[Your task] Write out each record again exactly as it stands.

[Data for this exercise]
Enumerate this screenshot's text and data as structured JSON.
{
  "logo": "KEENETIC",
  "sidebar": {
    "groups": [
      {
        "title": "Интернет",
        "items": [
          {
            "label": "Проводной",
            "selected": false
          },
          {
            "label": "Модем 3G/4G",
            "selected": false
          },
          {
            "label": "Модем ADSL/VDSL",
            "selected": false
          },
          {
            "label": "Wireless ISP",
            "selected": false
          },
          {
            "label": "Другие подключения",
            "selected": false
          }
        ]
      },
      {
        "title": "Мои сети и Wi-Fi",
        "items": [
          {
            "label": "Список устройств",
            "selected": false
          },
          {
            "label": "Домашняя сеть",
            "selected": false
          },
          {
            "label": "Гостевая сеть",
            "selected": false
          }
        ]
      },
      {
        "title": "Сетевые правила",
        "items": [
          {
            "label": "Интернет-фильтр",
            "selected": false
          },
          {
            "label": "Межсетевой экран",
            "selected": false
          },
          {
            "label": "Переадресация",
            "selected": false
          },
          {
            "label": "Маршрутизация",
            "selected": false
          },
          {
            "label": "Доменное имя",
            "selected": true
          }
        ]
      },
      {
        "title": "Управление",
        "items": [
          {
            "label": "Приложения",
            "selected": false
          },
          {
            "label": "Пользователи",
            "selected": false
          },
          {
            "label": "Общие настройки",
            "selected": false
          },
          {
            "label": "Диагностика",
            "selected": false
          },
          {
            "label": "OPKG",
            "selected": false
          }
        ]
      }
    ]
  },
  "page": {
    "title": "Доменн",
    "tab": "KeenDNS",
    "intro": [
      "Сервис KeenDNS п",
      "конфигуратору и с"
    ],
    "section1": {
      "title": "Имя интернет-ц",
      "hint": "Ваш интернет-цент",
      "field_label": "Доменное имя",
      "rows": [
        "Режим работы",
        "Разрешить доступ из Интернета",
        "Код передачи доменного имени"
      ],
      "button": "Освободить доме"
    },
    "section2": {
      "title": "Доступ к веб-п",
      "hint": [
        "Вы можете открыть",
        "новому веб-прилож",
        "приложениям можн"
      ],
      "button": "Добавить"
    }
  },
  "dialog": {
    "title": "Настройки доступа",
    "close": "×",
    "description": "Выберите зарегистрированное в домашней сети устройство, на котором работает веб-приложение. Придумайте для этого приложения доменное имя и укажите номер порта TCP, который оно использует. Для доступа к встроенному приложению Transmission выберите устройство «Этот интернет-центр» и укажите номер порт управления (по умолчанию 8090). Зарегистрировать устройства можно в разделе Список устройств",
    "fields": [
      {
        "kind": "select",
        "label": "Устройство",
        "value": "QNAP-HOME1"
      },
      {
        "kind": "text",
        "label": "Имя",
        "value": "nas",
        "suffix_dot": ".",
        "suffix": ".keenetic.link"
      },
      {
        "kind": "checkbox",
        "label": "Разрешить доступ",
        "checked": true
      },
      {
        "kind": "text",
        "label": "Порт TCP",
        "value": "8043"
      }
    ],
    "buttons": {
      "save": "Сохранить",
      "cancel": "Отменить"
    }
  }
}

[The reply]
Enumerate this screenshot's text and data as structured JSON.
{
  "logo": "KEENETIC",
  "sidebar": {
    "groups": [
      {
        "title": "Интернет",
        "items": [
          {
            "label": "Проводной",
            "selected": false
          },
          {
            "label": "Модем 3G/4G",
            "selected": false
          },
          {
            "label": "Модем ADSL/VDSL",
            "selected": false
          },
          {
            "label": "Wireless ISP",
            "selected": false
          },
          {
            "label": "Другие подключения",
            "selected": false
          }
        ]
      },
      {
        "title": "Мои сети и Wi-Fi",
        "items": [
          {
            "label": "Список устройств",
            "selected": false
          },
          {
            "label": "Домашняя сеть",
            "selected": false
          },
          {
            "label": "Гостевая сеть",
            "selected": false
          }
        ]
      },
      {
        "title": "Сетевые правила",
        "items": [
          {
            "label": "Интернет-фильтр",
            "selected": false
          },
          {
            "label": "Межсетевой экран",
            "selected": false
          },
          {
            "label": "Переадресация",
            "selected": false
          },
          {
            "label": "Маршрутизация",
            "selected": false
          },
          {
            "label": "Доменное имя",
            "selected": true
          }
        ]
      },
      {
        "title": "Управление",
        "items": [
          {
            "label": "Приложения",
            "selected": false
          },
          {
            "label": "Пользователи",
            "selected": false
          },
          {
            "label": "Общие настройки",
            "selected": false
          },
          {
            "label": "Диагностика",
            "selected": false
          },
          {
            "label": "OPKG",
            "selected": false
          }
        ]
      }
    ]
  },
  "page": {
    "title": "Доменн",
    "tab": "KeenDNS",
    "intro": [
      "Сервис KeenDNS п",
      "конфигуратору и с"
    ],
    "section1": {
      "title": "Имя интернет-ц",
      "hint": "Ваш интернет-цент",
      "field_label": "Доменное имя",
      "rows": [
        "Режим работы",
        "Разрешить доступ из Интернета",
        "Код передачи доменного имени"
      ],
      "button": "Освободить доме"
    },
    "section2": {
      "title": "Доступ к веб-п",
      "hint": [
        "Вы можете открыть",
        "новому веб-прилож",
        "приложениям можн"
      ],
      "button": "Добавить"
    }
  },
  "dialog": {
    "title": "Настройки доступа",
    "close": "×",
    "description": "Выберите зарегистрированное в домашней сети устройство, на котором работает веб-приложение. Придумайте для этого приложения доменное имя и укажите номер порта TCP, который оно использует. Для доступа к встроенному приложению Transmission выберите устройство «Этот интернет-центр» и укажите номер порт управления (по умолчанию 8090). Зарегистрировать устройства можно в разделе Список устройств",
    "fields": [
      {
        "kind": "select",
        "label": "Устройство",
        "value": "QNAP-HOME1"
      },
      {
        "kind": "text",
        "label": "Имя",
        "value": "nas",
        "suffix_dot": ".",
        "suffix": ".keenetic.link"
      },
      {
        "kind": "checkbox",
        "label": "Разрешить доступ",
        "checked": true
      },
      {
        "kind": "text",
        "label": "Порт TCP",
        "value": "8043"
      }
    ],
    "buttons": {
      "save": "Сохранить",
      "cancel": "Отменить"
    }
  }
}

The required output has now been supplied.